Raw records

"""

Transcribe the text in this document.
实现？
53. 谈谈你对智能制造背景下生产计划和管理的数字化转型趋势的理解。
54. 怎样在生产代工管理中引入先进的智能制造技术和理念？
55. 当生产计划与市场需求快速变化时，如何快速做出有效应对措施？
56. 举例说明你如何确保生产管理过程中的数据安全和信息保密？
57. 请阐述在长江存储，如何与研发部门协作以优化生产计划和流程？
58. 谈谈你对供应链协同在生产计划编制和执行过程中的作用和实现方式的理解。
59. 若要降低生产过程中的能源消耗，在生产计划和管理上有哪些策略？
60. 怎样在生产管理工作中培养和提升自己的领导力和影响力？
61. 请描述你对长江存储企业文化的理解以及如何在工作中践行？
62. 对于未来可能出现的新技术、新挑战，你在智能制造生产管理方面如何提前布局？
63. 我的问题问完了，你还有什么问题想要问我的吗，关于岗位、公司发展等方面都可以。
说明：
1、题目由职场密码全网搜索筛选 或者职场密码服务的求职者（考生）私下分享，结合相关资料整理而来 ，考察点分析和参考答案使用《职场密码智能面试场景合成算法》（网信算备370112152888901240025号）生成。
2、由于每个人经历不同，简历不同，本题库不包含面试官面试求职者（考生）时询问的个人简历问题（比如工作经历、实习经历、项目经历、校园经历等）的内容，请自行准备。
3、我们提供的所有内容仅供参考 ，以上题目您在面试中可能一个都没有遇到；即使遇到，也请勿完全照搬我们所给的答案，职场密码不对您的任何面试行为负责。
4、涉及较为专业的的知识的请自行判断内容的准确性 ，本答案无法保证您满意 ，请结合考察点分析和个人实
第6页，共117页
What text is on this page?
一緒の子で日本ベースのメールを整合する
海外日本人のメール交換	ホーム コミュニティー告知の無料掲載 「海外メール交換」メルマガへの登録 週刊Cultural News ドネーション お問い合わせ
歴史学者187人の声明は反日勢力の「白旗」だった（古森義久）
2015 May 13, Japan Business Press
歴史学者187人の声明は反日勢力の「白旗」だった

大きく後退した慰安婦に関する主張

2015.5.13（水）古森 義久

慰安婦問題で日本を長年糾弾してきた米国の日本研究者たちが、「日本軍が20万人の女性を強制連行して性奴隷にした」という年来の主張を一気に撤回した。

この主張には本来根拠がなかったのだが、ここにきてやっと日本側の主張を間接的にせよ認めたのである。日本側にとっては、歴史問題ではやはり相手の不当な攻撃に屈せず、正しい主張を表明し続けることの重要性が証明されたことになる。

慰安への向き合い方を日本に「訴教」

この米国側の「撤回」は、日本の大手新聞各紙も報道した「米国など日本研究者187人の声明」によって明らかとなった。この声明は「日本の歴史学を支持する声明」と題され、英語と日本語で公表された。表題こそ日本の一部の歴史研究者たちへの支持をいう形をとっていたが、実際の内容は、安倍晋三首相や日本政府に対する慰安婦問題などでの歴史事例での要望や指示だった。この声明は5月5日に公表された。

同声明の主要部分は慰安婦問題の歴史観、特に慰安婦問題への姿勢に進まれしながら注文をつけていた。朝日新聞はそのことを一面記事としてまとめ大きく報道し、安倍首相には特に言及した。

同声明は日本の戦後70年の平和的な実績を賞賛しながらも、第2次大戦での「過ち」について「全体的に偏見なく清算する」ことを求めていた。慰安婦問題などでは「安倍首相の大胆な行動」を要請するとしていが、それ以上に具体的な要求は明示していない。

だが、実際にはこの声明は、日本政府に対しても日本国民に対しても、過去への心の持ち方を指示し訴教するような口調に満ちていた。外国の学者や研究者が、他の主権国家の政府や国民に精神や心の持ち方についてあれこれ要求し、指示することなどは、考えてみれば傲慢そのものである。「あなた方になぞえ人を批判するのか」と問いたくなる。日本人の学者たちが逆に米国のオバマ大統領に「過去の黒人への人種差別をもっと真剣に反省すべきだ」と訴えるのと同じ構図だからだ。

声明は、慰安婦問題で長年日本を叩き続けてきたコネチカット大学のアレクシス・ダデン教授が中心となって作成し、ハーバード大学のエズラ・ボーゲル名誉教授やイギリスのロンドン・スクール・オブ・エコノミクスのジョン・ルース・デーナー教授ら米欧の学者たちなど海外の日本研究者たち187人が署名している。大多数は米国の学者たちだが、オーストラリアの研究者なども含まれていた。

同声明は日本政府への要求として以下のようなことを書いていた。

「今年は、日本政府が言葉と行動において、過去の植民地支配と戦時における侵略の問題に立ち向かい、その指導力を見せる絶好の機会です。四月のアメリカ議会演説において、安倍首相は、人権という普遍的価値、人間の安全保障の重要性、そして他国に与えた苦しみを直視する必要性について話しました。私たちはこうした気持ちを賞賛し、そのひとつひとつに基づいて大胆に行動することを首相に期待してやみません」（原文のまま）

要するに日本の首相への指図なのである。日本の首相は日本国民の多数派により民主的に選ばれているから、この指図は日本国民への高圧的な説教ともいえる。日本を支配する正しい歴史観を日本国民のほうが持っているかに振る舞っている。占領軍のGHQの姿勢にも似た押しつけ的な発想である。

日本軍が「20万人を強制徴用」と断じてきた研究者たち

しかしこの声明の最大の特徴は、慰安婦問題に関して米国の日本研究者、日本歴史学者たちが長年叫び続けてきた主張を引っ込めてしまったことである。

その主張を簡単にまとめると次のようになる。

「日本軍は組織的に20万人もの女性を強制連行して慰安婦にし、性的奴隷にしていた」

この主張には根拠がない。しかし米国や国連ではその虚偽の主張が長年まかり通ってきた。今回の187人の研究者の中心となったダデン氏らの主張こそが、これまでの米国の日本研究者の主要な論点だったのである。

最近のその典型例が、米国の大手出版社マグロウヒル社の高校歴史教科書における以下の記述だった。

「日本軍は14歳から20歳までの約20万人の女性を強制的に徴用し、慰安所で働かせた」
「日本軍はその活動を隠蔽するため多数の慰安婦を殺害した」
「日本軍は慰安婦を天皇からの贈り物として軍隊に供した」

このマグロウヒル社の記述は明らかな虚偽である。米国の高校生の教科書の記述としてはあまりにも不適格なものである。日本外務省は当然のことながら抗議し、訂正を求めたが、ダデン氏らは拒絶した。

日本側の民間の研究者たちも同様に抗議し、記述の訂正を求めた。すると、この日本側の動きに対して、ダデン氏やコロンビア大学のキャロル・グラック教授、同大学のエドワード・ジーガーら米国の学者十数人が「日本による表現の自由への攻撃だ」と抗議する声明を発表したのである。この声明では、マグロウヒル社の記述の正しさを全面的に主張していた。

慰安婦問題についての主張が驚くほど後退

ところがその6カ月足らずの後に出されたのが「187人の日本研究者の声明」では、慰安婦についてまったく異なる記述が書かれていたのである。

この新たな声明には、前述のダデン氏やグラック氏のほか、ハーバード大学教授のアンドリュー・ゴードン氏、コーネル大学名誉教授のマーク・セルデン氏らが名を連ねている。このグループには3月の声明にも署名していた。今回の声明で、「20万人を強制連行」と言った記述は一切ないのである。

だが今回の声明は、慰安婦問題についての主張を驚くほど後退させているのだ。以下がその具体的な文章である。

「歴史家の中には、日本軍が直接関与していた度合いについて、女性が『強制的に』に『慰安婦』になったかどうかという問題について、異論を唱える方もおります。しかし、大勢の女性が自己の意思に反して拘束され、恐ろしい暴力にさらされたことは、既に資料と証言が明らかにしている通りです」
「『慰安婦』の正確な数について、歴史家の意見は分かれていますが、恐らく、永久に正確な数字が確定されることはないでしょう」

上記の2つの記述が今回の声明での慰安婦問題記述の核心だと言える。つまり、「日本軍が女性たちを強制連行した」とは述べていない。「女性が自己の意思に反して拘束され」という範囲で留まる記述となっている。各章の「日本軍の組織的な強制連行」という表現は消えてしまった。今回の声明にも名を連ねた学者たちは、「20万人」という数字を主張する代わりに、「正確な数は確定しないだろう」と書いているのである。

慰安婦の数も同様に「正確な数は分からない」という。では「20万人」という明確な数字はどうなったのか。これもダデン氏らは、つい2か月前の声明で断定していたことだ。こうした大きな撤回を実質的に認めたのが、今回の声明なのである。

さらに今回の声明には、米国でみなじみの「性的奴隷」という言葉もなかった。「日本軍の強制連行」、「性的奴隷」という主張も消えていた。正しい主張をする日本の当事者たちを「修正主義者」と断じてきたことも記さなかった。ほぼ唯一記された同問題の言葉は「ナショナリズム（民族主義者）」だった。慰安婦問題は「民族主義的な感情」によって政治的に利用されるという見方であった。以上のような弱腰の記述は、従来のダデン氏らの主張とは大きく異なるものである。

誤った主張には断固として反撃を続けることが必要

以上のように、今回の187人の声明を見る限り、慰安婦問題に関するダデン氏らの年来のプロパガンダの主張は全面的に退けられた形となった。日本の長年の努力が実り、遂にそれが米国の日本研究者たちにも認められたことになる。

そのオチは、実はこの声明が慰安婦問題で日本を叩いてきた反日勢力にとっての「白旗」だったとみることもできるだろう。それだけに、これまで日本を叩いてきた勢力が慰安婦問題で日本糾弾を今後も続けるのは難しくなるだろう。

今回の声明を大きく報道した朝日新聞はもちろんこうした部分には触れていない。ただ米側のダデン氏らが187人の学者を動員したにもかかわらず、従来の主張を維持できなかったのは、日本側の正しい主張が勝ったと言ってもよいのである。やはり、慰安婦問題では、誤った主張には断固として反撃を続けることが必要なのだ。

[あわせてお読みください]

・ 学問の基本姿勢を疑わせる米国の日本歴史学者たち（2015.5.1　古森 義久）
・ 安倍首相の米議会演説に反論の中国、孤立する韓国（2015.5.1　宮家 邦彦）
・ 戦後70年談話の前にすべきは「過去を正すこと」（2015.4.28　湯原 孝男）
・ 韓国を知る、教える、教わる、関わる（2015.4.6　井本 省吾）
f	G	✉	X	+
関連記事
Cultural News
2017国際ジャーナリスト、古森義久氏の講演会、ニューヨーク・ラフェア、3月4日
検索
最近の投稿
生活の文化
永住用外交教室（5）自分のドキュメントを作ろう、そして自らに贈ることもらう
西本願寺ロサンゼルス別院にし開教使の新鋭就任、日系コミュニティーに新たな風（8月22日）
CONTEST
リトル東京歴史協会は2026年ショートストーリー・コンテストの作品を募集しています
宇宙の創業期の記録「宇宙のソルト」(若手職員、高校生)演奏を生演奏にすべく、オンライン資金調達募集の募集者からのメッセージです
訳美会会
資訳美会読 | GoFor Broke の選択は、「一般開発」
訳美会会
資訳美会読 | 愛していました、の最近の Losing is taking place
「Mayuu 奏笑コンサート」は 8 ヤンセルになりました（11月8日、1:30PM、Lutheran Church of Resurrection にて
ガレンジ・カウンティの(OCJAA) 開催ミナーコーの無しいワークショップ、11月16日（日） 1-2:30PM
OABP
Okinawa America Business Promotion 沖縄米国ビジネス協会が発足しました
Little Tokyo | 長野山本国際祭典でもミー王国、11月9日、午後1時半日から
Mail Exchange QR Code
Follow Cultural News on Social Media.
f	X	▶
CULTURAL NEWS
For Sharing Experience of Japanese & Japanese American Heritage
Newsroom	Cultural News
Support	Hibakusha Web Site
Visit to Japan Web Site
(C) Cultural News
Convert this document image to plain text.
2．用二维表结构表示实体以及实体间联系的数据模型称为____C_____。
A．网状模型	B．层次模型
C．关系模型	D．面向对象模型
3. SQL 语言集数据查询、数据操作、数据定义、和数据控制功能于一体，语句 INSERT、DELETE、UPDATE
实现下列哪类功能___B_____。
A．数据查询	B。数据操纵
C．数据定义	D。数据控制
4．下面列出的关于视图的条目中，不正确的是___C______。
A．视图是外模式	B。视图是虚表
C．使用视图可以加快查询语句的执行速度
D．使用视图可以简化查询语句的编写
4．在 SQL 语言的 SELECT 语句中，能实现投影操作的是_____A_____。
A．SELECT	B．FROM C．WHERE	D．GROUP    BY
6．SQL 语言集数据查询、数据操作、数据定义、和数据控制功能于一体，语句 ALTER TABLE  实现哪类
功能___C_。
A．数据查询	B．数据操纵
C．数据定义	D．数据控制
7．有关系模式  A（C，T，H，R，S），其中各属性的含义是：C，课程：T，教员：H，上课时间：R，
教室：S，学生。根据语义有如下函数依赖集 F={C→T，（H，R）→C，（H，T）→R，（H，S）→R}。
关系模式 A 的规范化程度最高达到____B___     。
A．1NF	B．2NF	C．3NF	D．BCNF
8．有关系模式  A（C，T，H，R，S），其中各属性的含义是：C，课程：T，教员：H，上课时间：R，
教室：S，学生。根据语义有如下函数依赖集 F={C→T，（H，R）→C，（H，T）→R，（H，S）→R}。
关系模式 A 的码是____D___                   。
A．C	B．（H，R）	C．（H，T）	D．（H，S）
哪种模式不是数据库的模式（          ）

"""

**Exercise aim**
Find how many lines in the listing contain the word "有关系模式" and give that count alone.

**Finished task**
2